**Provided data**
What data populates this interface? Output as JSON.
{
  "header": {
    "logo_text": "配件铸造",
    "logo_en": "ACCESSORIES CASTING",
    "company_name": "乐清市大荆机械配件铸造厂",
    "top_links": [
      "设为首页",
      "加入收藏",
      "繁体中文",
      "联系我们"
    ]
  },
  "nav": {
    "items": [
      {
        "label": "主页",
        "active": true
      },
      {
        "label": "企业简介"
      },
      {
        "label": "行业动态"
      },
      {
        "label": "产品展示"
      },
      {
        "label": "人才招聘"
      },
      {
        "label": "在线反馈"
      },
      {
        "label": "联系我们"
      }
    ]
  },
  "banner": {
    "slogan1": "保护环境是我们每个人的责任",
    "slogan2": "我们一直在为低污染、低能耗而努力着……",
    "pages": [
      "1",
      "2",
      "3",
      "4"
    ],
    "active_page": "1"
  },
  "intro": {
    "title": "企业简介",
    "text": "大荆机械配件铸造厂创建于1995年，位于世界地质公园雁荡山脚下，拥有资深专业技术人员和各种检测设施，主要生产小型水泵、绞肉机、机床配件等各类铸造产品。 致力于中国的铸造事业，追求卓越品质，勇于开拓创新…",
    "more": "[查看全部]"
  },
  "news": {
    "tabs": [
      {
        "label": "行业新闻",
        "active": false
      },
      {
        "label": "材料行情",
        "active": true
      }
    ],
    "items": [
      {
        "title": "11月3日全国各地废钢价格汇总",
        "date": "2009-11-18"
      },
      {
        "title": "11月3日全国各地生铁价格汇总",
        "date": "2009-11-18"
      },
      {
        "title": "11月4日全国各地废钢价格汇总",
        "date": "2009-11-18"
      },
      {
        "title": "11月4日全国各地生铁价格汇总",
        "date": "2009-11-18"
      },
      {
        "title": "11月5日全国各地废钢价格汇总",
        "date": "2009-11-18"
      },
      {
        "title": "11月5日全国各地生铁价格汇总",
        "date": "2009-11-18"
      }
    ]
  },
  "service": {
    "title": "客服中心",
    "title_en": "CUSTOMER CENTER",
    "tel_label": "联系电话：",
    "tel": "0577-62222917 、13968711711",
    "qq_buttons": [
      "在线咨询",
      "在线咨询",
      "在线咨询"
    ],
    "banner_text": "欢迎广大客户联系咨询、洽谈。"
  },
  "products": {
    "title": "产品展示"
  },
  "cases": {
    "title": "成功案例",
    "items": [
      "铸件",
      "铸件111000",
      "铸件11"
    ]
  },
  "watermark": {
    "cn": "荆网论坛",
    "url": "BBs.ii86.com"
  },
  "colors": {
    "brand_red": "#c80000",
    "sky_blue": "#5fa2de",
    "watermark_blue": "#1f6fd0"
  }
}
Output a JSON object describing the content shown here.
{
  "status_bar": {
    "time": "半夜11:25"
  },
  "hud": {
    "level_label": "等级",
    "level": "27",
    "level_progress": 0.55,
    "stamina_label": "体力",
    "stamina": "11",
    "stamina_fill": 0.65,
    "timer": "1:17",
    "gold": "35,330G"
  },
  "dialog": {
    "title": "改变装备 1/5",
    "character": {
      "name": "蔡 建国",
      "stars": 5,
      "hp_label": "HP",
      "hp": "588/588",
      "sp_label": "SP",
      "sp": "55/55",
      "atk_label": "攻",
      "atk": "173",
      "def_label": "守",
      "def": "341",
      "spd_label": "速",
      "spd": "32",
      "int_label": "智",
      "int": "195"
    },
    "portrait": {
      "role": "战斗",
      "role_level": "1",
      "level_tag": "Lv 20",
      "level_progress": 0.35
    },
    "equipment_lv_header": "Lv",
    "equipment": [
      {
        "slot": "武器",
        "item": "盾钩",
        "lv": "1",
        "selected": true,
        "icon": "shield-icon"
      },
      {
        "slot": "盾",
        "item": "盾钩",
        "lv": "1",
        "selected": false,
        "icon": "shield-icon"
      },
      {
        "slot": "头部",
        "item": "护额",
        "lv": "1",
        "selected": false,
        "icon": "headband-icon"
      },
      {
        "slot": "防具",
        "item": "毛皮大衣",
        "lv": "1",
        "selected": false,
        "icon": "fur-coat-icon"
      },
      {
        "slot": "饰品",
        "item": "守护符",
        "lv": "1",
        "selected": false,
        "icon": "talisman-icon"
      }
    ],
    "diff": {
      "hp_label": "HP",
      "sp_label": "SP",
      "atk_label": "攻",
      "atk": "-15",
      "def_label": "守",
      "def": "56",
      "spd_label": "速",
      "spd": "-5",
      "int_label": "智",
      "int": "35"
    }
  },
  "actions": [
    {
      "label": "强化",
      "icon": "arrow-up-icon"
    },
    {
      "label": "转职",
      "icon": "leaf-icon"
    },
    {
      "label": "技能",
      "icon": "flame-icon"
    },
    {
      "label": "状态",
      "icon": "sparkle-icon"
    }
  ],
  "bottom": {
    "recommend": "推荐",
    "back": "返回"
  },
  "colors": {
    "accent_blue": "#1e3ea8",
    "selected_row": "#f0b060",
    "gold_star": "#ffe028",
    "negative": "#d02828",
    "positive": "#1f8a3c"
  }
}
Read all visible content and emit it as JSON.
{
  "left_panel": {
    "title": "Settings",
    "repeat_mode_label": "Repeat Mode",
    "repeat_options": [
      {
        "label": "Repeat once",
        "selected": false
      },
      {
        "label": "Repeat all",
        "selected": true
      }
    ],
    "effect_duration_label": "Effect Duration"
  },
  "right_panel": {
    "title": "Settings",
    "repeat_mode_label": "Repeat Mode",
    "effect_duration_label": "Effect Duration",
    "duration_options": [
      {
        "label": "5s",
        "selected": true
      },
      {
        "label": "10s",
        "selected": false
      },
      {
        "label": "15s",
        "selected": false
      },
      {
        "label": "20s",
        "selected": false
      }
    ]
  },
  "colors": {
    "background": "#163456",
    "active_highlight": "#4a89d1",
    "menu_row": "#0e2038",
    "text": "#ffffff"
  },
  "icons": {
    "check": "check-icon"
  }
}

**Goal**
Each line from the one with "Read all visible content and emit it as JSON." through the last line of the records must be written out word for word. Include nothing else.

**Solution below**
Read all visible content and emit it as JSON.
{
  "left_panel": {
    "title": "Settings",
    "repeat_mode_label": "Repeat Mode",
    "repeat_options": [
      {
        "label": "Repeat once",
        "selected": false
      },
      {
        "label": "Repeat all",
        "selected": true
      }
    ],
    "effect_duration_label": "Effect Duration"
  },
  "right_panel": {
    "title": "Settings",
    "repeat_mode_label": "Repeat Mode",
    "effect_duration_label": "Effect Duration",
    "duration_options": [
      {
        "label": "5s",
        "selected": true
      },
      {
        "label": "10s",
        "selected": false
      },
      {
        "label": "15s",
        "selected": false
      },
      {
        "label": "20s",
        "selected": false
      }
    ]
  },
  "colors": {
    "background": "#163456",
    "active_highlight": "#4a89d1",
    "menu_row": "#0e2038",
    "text": "#ffffff"
  },
  "icons": {
    "check": "check-icon"
  }
}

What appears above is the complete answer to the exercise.